■ PROVIDED PASSAGE:
The National Forum   Donate   Your Account   On Line Opinion   Forum   Blogs   Polling   About   
The Forum - On Line Opinion's article discussion area



Syndicate
RSS/XML


RSS 2.0

Main Articles General

Sign In      Register

The Forum > Article Comments > Israel 1: Hezbollah 0 > Comments

Israel 1: Hezbollah 0 : Comments

By Gary Brown, published 18/9/2006

The Middle East is caught up in a semi-permanent state of armed confrontation.

  1. Pages:
  2. 1
  3. Page 2
  4. 3
  5. 4
  6. 5
  7. 6
  8. 7
  9. 8
  10. All
I agree no-one won anything.
Hezbollah still exists. Negotiations are taking place for the release of prisoners ...on both sides. The Israelis failled in their stated aims. Hezbollah will continue to receive weapons and they will include longer range rockets. They will base themselves outside of the UN zone. That is as obvious as was the Israelis' findings, after their military enquiry, that the bombing of that UN outpost was a tragic error.
The civillians of Lebanon are not the only ones paying the price for the 60 year state of war.

I am amazed not one western source has reported the Israeli Government released for auction another 120 blocks of land in the Palestinian West Bank within days of their withdrawal from Lebanon.

I might ask the question of Condi Rice:

Now we will see who wants really peace in the mid East?

Obviously by their continued deliberate land grabbing the Israelis don't!

■ DATA PROVIDED:
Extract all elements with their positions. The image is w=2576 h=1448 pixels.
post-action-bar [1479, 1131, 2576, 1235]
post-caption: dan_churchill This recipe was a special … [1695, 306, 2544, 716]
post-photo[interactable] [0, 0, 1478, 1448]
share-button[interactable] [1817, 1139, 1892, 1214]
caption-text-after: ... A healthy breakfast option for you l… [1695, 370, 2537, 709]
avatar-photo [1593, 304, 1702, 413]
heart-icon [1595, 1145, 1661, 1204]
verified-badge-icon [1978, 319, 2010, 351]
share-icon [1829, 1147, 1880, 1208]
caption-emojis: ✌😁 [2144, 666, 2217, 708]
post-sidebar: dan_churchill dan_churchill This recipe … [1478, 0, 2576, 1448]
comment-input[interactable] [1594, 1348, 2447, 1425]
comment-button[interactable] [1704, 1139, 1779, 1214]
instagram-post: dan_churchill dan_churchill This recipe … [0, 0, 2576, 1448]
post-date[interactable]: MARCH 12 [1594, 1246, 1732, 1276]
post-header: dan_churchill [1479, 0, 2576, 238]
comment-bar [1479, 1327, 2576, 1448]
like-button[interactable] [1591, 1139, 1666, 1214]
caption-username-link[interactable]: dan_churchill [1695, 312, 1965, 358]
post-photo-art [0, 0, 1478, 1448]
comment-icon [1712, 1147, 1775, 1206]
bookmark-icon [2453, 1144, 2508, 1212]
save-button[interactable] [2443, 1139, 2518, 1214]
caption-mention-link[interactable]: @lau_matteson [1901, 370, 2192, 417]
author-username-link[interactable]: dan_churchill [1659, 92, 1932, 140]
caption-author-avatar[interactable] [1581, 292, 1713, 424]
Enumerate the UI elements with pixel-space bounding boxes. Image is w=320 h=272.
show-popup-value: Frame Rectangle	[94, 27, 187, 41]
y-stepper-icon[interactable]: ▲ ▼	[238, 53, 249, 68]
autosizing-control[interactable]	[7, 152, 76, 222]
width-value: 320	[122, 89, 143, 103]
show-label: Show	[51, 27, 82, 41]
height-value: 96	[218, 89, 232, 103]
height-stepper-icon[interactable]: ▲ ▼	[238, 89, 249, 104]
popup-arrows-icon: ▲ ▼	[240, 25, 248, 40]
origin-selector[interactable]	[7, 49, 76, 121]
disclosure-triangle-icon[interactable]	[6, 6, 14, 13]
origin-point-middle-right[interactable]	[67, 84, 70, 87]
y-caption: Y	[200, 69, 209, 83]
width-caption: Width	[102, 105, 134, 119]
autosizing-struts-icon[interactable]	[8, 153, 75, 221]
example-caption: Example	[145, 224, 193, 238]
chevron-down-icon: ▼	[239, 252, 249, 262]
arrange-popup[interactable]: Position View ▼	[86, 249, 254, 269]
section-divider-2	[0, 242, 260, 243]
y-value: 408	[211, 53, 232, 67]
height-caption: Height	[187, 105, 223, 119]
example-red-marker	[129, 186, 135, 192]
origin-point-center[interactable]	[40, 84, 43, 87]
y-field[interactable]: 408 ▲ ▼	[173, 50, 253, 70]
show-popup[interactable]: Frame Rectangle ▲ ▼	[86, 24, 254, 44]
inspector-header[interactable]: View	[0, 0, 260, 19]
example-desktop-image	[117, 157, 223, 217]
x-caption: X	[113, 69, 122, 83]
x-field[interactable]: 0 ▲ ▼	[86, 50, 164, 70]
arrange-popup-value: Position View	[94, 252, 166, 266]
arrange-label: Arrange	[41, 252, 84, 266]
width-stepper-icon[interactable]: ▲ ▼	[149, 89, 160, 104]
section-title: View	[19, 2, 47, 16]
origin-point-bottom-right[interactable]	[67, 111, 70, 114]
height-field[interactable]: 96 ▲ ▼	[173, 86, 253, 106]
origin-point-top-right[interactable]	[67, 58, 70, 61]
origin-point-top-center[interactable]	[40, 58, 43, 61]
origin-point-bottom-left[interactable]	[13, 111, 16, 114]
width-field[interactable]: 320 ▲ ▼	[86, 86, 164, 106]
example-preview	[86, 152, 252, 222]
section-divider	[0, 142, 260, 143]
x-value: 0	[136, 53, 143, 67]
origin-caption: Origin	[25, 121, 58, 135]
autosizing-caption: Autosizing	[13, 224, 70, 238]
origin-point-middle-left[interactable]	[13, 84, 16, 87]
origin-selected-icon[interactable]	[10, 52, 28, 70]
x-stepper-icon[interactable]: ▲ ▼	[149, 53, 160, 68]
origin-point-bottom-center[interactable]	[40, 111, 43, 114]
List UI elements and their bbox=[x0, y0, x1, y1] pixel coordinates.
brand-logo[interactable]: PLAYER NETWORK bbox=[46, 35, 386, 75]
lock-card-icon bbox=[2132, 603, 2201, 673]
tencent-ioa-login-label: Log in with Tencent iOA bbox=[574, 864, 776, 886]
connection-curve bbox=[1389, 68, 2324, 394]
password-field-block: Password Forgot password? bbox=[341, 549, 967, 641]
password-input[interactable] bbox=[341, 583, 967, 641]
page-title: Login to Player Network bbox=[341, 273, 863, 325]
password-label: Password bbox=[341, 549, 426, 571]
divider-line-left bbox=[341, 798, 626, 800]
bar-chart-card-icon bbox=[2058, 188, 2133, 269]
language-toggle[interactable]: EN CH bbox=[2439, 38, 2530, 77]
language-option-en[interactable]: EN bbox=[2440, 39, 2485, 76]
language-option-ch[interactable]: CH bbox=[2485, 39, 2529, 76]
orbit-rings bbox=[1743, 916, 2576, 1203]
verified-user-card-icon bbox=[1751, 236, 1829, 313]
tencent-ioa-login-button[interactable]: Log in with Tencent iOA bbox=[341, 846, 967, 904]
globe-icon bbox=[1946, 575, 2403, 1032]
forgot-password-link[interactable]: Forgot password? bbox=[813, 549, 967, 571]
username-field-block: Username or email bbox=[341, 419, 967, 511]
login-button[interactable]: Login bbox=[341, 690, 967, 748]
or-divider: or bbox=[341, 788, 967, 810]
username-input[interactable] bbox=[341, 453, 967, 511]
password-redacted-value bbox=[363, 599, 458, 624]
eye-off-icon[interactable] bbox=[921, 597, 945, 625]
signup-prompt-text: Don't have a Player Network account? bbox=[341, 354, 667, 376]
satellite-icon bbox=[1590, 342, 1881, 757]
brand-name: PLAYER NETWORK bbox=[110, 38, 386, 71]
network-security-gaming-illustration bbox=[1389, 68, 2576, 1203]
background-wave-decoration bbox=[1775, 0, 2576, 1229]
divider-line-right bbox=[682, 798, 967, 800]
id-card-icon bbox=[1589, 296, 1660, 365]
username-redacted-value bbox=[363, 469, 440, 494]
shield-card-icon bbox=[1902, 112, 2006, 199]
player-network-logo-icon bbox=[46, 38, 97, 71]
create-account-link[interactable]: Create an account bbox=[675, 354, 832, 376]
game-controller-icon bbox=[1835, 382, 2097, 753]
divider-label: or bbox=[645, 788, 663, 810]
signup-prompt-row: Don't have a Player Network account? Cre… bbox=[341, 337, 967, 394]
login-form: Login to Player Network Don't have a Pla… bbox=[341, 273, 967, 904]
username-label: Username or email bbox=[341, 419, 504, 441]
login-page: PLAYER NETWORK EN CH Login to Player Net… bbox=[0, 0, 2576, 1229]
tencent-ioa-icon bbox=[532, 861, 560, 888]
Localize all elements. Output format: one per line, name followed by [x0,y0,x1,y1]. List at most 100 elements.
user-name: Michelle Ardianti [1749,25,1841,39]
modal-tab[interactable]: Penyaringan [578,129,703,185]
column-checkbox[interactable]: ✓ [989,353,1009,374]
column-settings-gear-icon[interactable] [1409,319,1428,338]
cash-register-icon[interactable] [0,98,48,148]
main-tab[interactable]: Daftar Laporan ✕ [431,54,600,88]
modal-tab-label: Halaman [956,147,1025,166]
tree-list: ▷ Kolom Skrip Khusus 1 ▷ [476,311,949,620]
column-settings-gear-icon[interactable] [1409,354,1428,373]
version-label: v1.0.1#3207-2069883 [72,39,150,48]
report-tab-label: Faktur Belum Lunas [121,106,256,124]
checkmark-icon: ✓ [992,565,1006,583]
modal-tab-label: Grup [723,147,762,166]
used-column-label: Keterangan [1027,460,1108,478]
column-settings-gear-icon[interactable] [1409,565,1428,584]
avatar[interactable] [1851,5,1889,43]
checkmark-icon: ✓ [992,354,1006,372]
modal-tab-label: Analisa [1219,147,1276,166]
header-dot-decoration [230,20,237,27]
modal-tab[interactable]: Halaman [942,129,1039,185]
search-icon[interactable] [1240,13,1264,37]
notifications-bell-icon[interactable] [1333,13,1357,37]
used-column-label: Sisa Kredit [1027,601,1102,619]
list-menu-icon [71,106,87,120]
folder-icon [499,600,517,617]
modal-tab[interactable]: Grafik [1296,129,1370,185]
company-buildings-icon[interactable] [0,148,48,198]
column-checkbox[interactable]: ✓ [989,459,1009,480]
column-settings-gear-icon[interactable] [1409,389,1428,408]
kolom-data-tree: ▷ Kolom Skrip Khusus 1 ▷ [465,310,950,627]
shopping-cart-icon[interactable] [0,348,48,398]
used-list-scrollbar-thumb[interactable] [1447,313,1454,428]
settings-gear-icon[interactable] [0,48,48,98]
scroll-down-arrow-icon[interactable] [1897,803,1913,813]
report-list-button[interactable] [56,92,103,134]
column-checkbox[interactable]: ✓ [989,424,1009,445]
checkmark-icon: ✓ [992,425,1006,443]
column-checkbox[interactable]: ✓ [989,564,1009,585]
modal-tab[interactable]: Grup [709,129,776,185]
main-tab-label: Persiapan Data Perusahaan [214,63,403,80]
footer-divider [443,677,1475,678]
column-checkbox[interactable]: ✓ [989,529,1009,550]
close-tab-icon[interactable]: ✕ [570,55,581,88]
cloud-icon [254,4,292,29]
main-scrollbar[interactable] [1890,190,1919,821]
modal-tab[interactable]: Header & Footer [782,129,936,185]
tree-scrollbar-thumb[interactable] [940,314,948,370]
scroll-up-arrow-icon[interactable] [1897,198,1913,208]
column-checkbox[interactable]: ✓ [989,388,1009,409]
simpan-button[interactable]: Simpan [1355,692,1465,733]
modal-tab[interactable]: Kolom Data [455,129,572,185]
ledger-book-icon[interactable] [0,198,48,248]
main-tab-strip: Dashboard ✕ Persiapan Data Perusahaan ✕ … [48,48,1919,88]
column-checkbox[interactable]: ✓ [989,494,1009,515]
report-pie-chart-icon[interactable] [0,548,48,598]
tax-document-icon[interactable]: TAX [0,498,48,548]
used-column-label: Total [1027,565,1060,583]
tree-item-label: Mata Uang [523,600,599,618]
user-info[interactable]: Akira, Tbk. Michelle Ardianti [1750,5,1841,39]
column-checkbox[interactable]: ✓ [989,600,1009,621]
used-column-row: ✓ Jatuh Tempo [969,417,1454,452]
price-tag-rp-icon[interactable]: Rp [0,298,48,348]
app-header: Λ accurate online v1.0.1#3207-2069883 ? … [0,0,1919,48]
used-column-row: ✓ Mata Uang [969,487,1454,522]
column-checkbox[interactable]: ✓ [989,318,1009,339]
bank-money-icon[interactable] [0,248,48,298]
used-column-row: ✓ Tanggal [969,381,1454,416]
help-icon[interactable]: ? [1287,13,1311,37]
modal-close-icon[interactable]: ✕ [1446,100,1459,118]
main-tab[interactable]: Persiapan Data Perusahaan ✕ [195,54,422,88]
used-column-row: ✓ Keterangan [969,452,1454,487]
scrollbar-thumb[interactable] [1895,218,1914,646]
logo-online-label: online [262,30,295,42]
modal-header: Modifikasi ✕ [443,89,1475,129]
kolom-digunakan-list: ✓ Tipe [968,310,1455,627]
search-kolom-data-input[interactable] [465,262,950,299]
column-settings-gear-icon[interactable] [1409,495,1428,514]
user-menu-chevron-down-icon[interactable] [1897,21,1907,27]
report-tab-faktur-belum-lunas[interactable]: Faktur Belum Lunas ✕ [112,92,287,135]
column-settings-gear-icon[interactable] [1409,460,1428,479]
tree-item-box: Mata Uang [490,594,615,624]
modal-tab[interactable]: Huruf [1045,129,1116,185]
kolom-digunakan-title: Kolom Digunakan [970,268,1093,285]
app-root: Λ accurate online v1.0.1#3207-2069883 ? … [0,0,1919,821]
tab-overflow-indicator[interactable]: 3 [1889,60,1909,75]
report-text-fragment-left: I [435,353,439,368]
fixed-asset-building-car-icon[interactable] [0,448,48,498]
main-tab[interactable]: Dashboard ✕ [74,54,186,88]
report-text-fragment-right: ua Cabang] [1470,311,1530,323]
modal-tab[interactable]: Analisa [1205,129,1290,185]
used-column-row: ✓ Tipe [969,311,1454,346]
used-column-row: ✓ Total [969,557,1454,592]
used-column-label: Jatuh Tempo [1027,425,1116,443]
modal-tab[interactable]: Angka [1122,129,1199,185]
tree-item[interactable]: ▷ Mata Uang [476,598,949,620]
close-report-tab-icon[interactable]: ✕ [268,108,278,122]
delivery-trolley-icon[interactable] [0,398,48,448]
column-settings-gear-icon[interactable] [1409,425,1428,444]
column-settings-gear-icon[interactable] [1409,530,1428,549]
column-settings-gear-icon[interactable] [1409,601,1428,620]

■ REQUIRED WORK:
#1 In the forum comments on the article "Israel 1: Hezbollah 0," how many blocks of land does the commenter say the Israeli Government released for auction in the West Bank?
#2 Resume the forum comments on "Israel 1: Hezbollah 0" after their final sentence.

■ RESULTS BY TASK:
#1 120 blocks

#2
Posted by keith, Monday, 18 September 2006 3:05:58 PM
Find out more about this user Recommend this comment for deletion Return to top of page Return to Forum Main Page Copy comment URL to clipboard
Gary and the other toadies never bother to let facts get in the way do they?

1. Israel planned this invasion last year as an act to wipe the shi'ites out of the south of Lebanon, ignoring the fact that it is their home and Israel has no right.
2. Uri Benziman reports in Haaretz that all the long range rockets were destroyed within 30 minutes of the bombardment, so why keep killing for 33 days?
3. Jonathan Cook reports from Nazareth that the IDF hid their artillery batteries in arab towns all along the northern border.
4. Israel ran 7,000 bombing runs and fired 2,500 attacks from the port of Haifa and then flooded the whole region with 1.2 million cluster bomblets in the last few days.

You guys can fantasize all you like - try reading the commonsense of some of the Israeli reporters though - they will surprise you in their vehement claims that "we were monstrous and insane, we flooded the towns, we fired phosphorous on people leaving the mosques as a deterrent.

This was not a war against Hezbollah, this was a vicious and monstrous attack on Lebanon proper that had been planned for many, many months in advance.

I would suggest that the islamaphobes on this forum go and read what some of the more rational Jews have to say about it all and then remember this - 1 million people in the south of Lebanon are now living in deadly danger for the next 10 years or so, as are peacekeepers, because the IDF went totally insane.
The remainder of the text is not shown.